▶ _AIM_
Search the material and gather each line with "relative" in it.

(Stored records)
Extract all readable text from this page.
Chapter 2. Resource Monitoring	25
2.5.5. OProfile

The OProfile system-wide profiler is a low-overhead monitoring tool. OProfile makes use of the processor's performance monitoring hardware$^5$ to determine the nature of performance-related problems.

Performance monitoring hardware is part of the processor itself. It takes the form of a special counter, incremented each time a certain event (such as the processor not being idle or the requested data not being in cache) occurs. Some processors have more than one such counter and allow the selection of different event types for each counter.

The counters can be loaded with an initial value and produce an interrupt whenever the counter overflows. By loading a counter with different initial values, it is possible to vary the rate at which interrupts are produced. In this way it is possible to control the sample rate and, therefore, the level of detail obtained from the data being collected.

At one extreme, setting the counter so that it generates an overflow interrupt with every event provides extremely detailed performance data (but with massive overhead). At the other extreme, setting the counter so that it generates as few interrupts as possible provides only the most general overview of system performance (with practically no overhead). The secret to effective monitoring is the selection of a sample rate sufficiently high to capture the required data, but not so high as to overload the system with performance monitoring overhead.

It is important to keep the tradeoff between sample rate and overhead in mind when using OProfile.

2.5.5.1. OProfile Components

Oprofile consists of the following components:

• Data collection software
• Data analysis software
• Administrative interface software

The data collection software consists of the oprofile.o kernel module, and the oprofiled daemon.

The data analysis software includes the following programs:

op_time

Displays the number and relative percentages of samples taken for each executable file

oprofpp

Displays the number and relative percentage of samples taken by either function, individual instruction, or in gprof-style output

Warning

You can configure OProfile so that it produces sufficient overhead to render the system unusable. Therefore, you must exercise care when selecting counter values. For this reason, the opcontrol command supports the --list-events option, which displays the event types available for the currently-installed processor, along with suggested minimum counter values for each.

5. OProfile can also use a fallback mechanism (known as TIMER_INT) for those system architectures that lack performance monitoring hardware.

▶ _SOLVED EXERCISE_
Displays the number and relative percentages of samples taken for each executable file
Displays the number and relative percentage of samples taken by either function, individual instruction, or in gprof-style output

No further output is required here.